Exercise description
Output every entry exactly as written, skipping any pictures.

Records supplied
——————
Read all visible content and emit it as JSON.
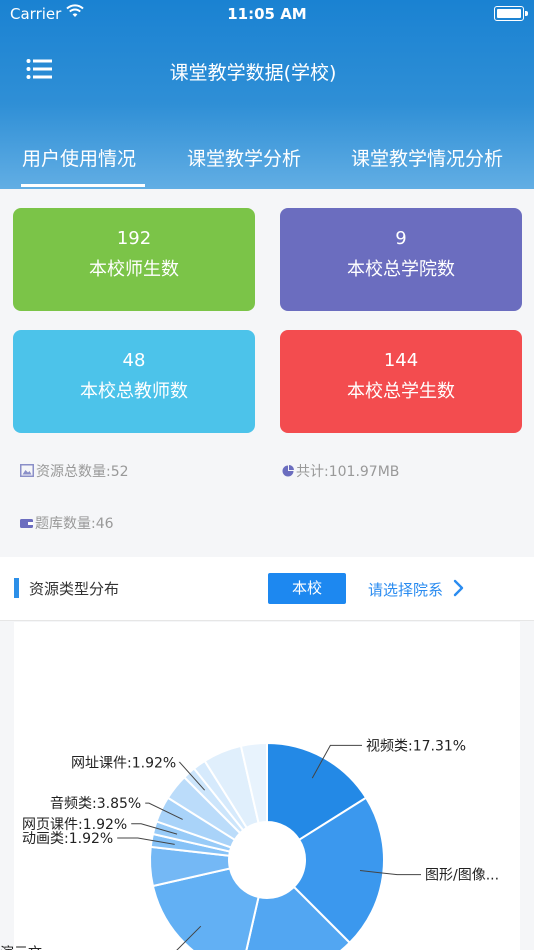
{
  "status": {
    "carrier": "Carrier",
    "time": "11:05 AM"
  },
  "header": {
    "title": "课堂教学数据(学校)"
  },
  "tabs": [
    {
      "label": "用户使用情况"
    },
    {
      "label": "课堂教学分析"
    },
    {
      "label": "课堂教学情况分析"
    }
  ],
  "cards": [
    {
      "value": "192",
      "label": "本校师生数",
      "color": "#7bc448"
    },
    {
      "value": "9",
      "label": "本校总学院数",
      "color": "#6b6dbf"
    },
    {
      "value": "48",
      "label": "本校总教师数",
      "color": "#4cc3ea"
    },
    {
      "value": "144",
      "label": "本校总学生数",
      "color": "#f34c4f"
    }
  ],
  "info": {
    "resources": "资源总数量:52",
    "total_size": "共计:101.97MB",
    "question_bank": "题库数量:46"
  },
  "section": {
    "title": "资源类型分布",
    "school_button": "本校",
    "dept_select": "请选择院系"
  },
  "chart_data": {
    "type": "pie",
    "slices": [
      {
        "label": "视频类:17.31%",
        "value": 17.31,
        "color": "#2389e6"
      },
      {
        "label": "图形/图像...",
        "value": 23.08,
        "color": "#3b98ee"
      },
      {
        "label": "",
        "value": 17.31,
        "color": "#52a6f2"
      },
      {
        "label": "演示文...",
        "value": 19.23,
        "color": "#62b0f4"
      },
      {
        "label": "",
        "value": 5.77,
        "color": "#74b8f5"
      },
      {
        "label": "动画类:1.92%",
        "value": 1.92,
        "color": "#86c2f7"
      },
      {
        "label": "网页课件:1.92%",
        "value": 1.92,
        "color": "#98cbf8"
      },
      {
        "label": "音频类:3.85%",
        "value": 3.85,
        "color": "#a9d3f9"
      },
      {
        "label": "",
        "value": 3.85,
        "color": "#bbdcfa"
      },
      {
        "label": "网址课件:1.92%",
        "value": 1.92,
        "color": "#cce5fb"
      },
      {
        "label": "",
        "value": 1.92,
        "color": "#d6eafc"
      },
      {
        "label": "",
        "value": 5.77,
        "color": "#e0effc"
      },
      {
        "label": "",
        "value": 3.85,
        "color": "#e8f3fd"
      }
    ]
  }
}
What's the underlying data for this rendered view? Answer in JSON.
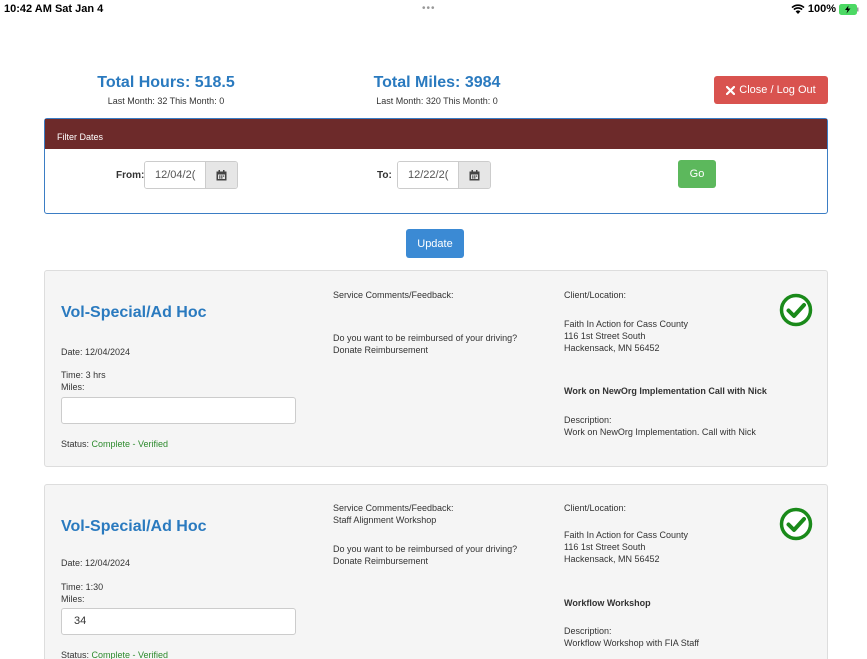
{
  "statusbar": {
    "time": "10:42 AM  Sat Jan 4",
    "dots": "•••",
    "battery": "100%"
  },
  "totals": {
    "hours_label": "Total Hours: 518.5",
    "hours_sub": "Last Month: 32   This Month: 0",
    "miles_label": "Total Miles: 3984",
    "miles_sub": "Last Month: 320   This Month: 0"
  },
  "logout": {
    "label": "Close / Log Out",
    "icon": "close-x-icon",
    "color": "#d9534f"
  },
  "filter": {
    "header": "Filter Dates",
    "from_label": "From:",
    "from_value": "12/04/2(",
    "to_label": "To:",
    "to_value": "12/22/2(",
    "go_label": "Go",
    "header_color": "#6d2a2a"
  },
  "update_label": "Update",
  "cards": [
    {
      "title": "Vol-Special/Ad Hoc",
      "date": "Date: 12/04/2024",
      "time": "Time: 3 hrs",
      "miles_label": "Miles:",
      "miles_value": "",
      "status_label": "Status:",
      "status_value": "Complete - Verified",
      "comments_label": "Service Comments/Feedback:",
      "comments_value": "",
      "reimburse_q": "Do you want to be reimbursed of your driving?",
      "reimburse_a": "Donate Reimbursement",
      "client_label": "Client/Location:",
      "client_name": "Faith In Action for Cass County",
      "client_addr1": "116 1st Street South",
      "client_addr2": "Hackensack, MN 56452",
      "task_title": "Work on NewOrg Implementation Call with Nick",
      "desc_label": "Description:",
      "desc_value": "Work on NewOrg Implementation. Call with Nick"
    },
    {
      "title": "Vol-Special/Ad Hoc",
      "date": "Date: 12/04/2024",
      "time": "Time: 1:30",
      "miles_label": "Miles:",
      "miles_value": "34",
      "status_label": "Status:",
      "status_value": "Complete - Verified",
      "comments_label": "Service Comments/Feedback:",
      "comments_value": "Staff Alignment Workshop",
      "reimburse_q": "Do you want to be reimbursed of your driving?",
      "reimburse_a": "Donate Reimbursement",
      "client_label": "Client/Location:",
      "client_name": "Faith In Action for Cass County",
      "client_addr1": "116 1st Street South",
      "client_addr2": "Hackensack, MN 56452",
      "task_title": "Workflow Workshop",
      "desc_label": "Description:",
      "desc_value": "Workflow Workshop with FIA Staff"
    }
  ]
}
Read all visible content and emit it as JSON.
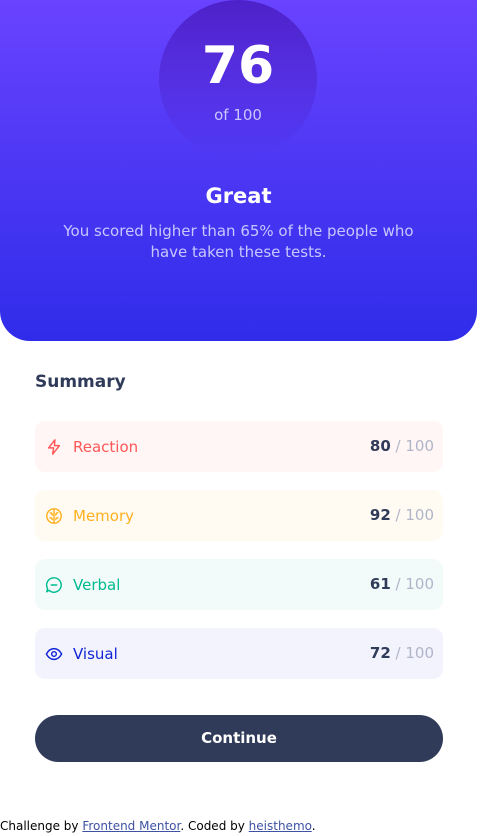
{
  "result": {
    "score": "76",
    "max": "of 100",
    "title": "Great",
    "description": "You scored higher than 65% of the people who have taken these tests."
  },
  "summary": {
    "title": "Summary",
    "items": [
      {
        "label": "Reaction",
        "score": "80",
        "max": " / 100",
        "icon": "lightning-icon",
        "color": "#ff5757"
      },
      {
        "label": "Memory",
        "score": "92",
        "max": " / 100",
        "icon": "brain-icon",
        "color": "#ffb01f"
      },
      {
        "label": "Verbal",
        "score": "61",
        "max": " / 100",
        "icon": "chat-icon",
        "color": "#00bb8f"
      },
      {
        "label": "Visual",
        "score": "72",
        "max": " / 100",
        "icon": "eye-icon",
        "color": "#1125d6"
      }
    ]
  },
  "continue_label": "Continue",
  "attribution": {
    "prefix": "Challenge by ",
    "link1": "Frontend Mentor",
    "middle": ". Coded by ",
    "link2": "heisthemo",
    "suffix": "."
  },
  "colors": {
    "gradient_top": "#6943ff",
    "gradient_bottom": "#2f2ce9",
    "dark": "#303b59"
  }
}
——————
Solution for this task
Read all visible content and emit it as JSON.
{
  "status": {
    "carrier": "Carrier",
    "time": "11:05 AM"
  },
  "header": {
    "title": "课堂教学数据(学校)"
  },
  "tabs": [
    {
      "label": "用户使用情况"
    },
    {
      "label": "课堂教学分析"
    },
    {
      "label": "课堂教学情况分析"
    }
  ],
  "cards": [
    {
      "value": "192",
      "label": "本校师生数",
      "color": "#7bc448"
    },
    {
      "value": "9",
      "label": "本校总学院数",
      "color": "#6b6dbf"
    },
    {
      "value": "48",
      "label": "本校总教师数",
      "color": "#4cc3ea"
    },
    {
      "value": "144",
      "label": "本校总学生数",
      "color": "#f34c4f"
    }
  ],
  "info": {
    "resources": "资源总数量:52",
    "total_size": "共计:101.97MB",
    "question_bank": "题库数量:46"
  },
  "section": {
    "title": "资源类型分布",
    "school_button": "本校",
    "dept_select": "请选择院系"
  },
  "chart_data": {
    "type": "pie",
    "slices": [
      {
        "label": "视频类:17.31%",
        "value": 17.31,
        "color": "#2389e6"
      },
      {
        "label": "图形/图像...",
        "value": 23.08,
        "color": "#3b98ee"
      },
      {
        "label": "",
        "value": 17.31,
        "color": "#52a6f2"
      },
      {
        "label": "演示文...",
        "value": 19.23,
        "color": "#62b0f4"
      },
      {
        "label": "",
        "value": 5.77,
        "color": "#74b8f5"
      },
      {
        "label": "动画类:1.92%",
        "value": 1.92,
        "color": "#86c2f7"
      },
      {
        "label": "网页课件:1.92%",
        "value": 1.92,
        "color": "#98cbf8"
      },
      {
        "label": "音频类:3.85%",
        "value": 3.85,
        "color": "#a9d3f9"
      },
      {
        "label": "",
        "value": 3.85,
        "color": "#bbdcfa"
      },
      {
        "label": "网址课件:1.92%",
        "value": 1.92,
        "color": "#cce5fb"
      },
      {
        "label": "",
        "value": 1.92,
        "color": "#d6eafc"
      },
      {
        "label": "",
        "value": 5.77,
        "color": "#e0effc"
      },
      {
        "label": "",
        "value": 3.85,
        "color": "#e8f3fd"
      }
    ]
  }
}
What's the underlying data for this rendered view? Answer in JSON.
{
  "statusbar": {
    "time": "10:42 AM  Sat Jan 4",
    "dots": "•••",
    "battery": "100%"
  },
  "totals": {
    "hours_label": "Total Hours: 518.5",
    "hours_sub": "Last Month: 32   This Month: 0",
    "miles_label": "Total Miles: 3984",
    "miles_sub": "Last Month: 320   This Month: 0"
  },
  "logout": {
    "label": "Close / Log Out",
    "icon": "close-x-icon",
    "color": "#d9534f"
  },
  "filter": {
    "header": "Filter Dates",
    "from_label": "From:",
    "from_value": "12/04/2(",
    "to_label": "To:",
    "to_value": "12/22/2(",
    "go_label": "Go",
    "header_color": "#6d2a2a"
  },
  "update_label": "Update",
  "cards": [
    {
      "title": "Vol-Special/Ad Hoc",
      "date": "Date: 12/04/2024",
      "time": "Time: 3 hrs",
      "miles_label": "Miles:",
      "miles_value": "",
      "status_label": "Status:",
      "status_value": "Complete - Verified",
      "comments_label": "Service Comments/Feedback:",
      "comments_value": "",
      "reimburse_q": "Do you want to be reimbursed of your driving?",
      "reimburse_a": "Donate Reimbursement",
      "client_label": "Client/Location:",
      "client_name": "Faith In Action for Cass County",
      "client_addr1": "116 1st Street South",
      "client_addr2": "Hackensack, MN 56452",
      "task_title": "Work on NewOrg Implementation Call with Nick",
      "desc_label": "Description:",
      "desc_value": "Work on NewOrg Implementation. Call with Nick"
    },
    {
      "title": "Vol-Special/Ad Hoc",
      "date": "Date: 12/04/2024",
      "time": "Time: 1:30",
      "miles_label": "Miles:",
      "miles_value": "34",
      "status_label": "Status:",
      "status_value": "Complete - Verified",
      "comments_label": "Service Comments/Feedback:",
      "comments_value": "Staff Alignment Workshop",
      "reimburse_q": "Do you want to be reimbursed of your driving?",
      "reimburse_a": "Donate Reimbursement",
      "client_label": "Client/Location:",
      "client_name": "Faith In Action for Cass County",
      "client_addr1": "116 1st Street South",
      "client_addr2": "Hackensack, MN 56452",
      "task_title": "Workflow Workshop",
      "desc_label": "Description:",
      "desc_value": "Workflow Workshop with FIA Staff"
    }
  ]
}
Read all visible content and emit it as JSON.
{
  "result": {
    "score": "76",
    "max": "of 100",
    "title": "Great",
    "description": "You scored higher than 65% of the people who have taken these tests."
  },
  "summary": {
    "title": "Summary",
    "items": [
      {
        "label": "Reaction",
        "score": "80",
        "max": " / 100",
        "icon": "lightning-icon",
        "color": "#ff5757"
      },
      {
        "label": "Memory",
        "score": "92",
        "max": " / 100",
        "icon": "brain-icon",
        "color": "#ffb01f"
      },
      {
        "label": "Verbal",
        "score": "61",
        "max": " / 100",
        "icon": "chat-icon",
        "color": "#00bb8f"
      },
      {
        "label": "Visual",
        "score": "72",
        "max": " / 100",
        "icon": "eye-icon",
        "color": "#1125d6"
      }
    ]
  },
  "continue_label": "Continue",
  "attribution": {
    "prefix": "Challenge by ",
    "link1": "Frontend Mentor",
    "middle": ". Coded by ",
    "link2": "heisthemo",
    "suffix": "."
  },
  "colors": {
    "gradient_top": "#6943ff",
    "gradient_bottom": "#2f2ce9",
    "dark": "#303b59"
  }
}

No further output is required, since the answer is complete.